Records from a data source

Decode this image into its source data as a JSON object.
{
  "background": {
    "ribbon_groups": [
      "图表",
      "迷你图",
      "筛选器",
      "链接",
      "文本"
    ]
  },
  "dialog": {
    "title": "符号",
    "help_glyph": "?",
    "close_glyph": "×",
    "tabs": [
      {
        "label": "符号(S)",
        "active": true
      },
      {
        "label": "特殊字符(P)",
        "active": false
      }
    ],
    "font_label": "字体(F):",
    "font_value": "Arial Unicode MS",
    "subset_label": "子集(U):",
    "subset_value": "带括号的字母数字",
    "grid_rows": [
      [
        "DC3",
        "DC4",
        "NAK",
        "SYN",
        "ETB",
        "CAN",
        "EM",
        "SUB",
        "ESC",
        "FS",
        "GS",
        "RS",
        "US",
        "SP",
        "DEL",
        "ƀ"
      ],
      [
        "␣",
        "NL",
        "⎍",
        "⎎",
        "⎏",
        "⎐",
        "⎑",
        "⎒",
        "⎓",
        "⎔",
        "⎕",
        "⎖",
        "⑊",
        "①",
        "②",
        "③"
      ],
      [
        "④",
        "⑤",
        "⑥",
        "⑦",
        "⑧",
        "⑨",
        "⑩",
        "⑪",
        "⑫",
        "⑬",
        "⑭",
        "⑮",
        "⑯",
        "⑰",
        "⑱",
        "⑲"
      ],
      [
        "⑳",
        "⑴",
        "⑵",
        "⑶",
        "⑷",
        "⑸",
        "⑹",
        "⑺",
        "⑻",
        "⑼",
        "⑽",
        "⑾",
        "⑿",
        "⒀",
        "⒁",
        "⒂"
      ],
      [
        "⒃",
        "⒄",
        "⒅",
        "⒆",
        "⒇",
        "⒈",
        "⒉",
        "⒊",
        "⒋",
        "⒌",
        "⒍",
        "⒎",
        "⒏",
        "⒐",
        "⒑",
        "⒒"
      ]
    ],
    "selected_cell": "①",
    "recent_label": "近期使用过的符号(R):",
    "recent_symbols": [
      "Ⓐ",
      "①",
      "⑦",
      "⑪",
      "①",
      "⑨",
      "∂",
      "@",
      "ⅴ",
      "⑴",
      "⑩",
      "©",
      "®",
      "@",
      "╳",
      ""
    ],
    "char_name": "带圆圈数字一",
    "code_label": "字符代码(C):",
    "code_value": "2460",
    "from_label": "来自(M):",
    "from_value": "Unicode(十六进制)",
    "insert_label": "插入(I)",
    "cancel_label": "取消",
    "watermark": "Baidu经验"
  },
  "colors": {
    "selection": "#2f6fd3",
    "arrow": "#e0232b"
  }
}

* [Exercise objective] Retype the whole listing above exactly.

* [Response to this task]
Decode this image into its source data as a JSON object.
{
  "background": {
    "ribbon_groups": [
      "图表",
      "迷你图",
      "筛选器",
      "链接",
      "文本"
    ]
  },
  "dialog": {
    "title": "符号",
    "help_glyph": "?",
    "close_glyph": "×",
    "tabs": [
      {
        "label": "符号(S)",
        "active": true
      },
      {
        "label": "特殊字符(P)",
        "active": false
      }
    ],
    "font_label": "字体(F):",
    "font_value": "Arial Unicode MS",
    "subset_label": "子集(U):",
    "subset_value": "带括号的字母数字",
    "grid_rows": [
      [
        "DC3",
        "DC4",
        "NAK",
        "SYN",
        "ETB",
        "CAN",
        "EM",
        "SUB",
        "ESC",
        "FS",
        "GS",
        "RS",
        "US",
        "SP",
        "DEL",
        "ƀ"
      ],
      [
        "␣",
        "NL",
        "⎍",
        "⎎",
        "⎏",
        "⎐",
        "⎑",
        "⎒",
        "⎓",
        "⎔",
        "⎕",
        "⎖",
        "⑊",
        "①",
        "②",
        "③"
      ],
      [
        "④",
        "⑤",
        "⑥",
        "⑦",
        "⑧",
        "⑨",
        "⑩",
        "⑪",
        "⑫",
        "⑬",
        "⑭",
        "⑮",
        "⑯",
        "⑰",
        "⑱",
        "⑲"
      ],
      [
        "⑳",
        "⑴",
        "⑵",
        "⑶",
        "⑷",
        "⑸",
        "⑹",
        "⑺",
        "⑻",
        "⑼",
        "⑽",
        "⑾",
        "⑿",
        "⒀",
        "⒁",
        "⒂"
      ],
      [
        "⒃",
        "⒄",
        "⒅",
        "⒆",
        "⒇",
        "⒈",
        "⒉",
        "⒊",
        "⒋",
        "⒌",
        "⒍",
        "⒎",
        "⒏",
        "⒐",
        "⒑",
        "⒒"
      ]
    ],
    "selected_cell": "①",
    "recent_label": "近期使用过的符号(R):",
    "recent_symbols": [
      "Ⓐ",
      "①",
      "⑦",
      "⑪",
      "①",
      "⑨",
      "∂",
      "@",
      "ⅴ",
      "⑴",
      "⑩",
      "©",
      "®",
      "@",
      "╳",
      ""
    ],
    "char_name": "带圆圈数字一",
    "code_label": "字符代码(C):",
    "code_value": "2460",
    "from_label": "来自(M):",
    "from_value": "Unicode(十六进制)",
    "insert_label": "插入(I)",
    "cancel_label": "取消",
    "watermark": "Baidu经验"
  },
  "colors": {
    "selection": "#2f6fd3",
    "arrow": "#e0232b"
  }
}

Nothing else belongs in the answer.